WHAT THE EXERCISE ASKS:
Take every line from the listing below that includes "name" and copy it.

THE INPUT:
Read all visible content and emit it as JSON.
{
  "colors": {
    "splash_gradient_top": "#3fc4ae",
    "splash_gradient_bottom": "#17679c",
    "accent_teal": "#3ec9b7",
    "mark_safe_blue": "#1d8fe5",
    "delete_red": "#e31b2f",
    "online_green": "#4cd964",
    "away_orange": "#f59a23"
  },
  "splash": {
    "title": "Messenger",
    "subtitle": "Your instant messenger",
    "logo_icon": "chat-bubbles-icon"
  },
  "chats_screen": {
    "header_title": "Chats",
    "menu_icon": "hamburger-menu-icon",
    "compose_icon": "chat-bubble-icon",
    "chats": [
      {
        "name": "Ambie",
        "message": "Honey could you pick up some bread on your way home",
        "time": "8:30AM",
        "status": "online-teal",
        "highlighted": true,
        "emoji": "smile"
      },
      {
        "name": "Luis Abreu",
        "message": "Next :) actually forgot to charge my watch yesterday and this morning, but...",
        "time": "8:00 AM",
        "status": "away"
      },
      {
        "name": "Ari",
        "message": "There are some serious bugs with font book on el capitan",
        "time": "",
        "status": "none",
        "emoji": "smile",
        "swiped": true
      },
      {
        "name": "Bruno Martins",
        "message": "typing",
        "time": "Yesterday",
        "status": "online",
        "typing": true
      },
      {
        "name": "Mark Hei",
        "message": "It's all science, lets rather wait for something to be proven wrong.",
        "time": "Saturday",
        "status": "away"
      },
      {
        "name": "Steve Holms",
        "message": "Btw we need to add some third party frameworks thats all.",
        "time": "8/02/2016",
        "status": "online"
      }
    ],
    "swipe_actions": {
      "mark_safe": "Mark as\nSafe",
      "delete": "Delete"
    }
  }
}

RESPONSE FOR THIS EXERCISE:
        "name": "Ambie",
        "name": "Luis Abreu",
        "name": "Ari",
        "name": "Bruno Martins",
        "name": "Mark Hei",
        "name": "Steve Holms",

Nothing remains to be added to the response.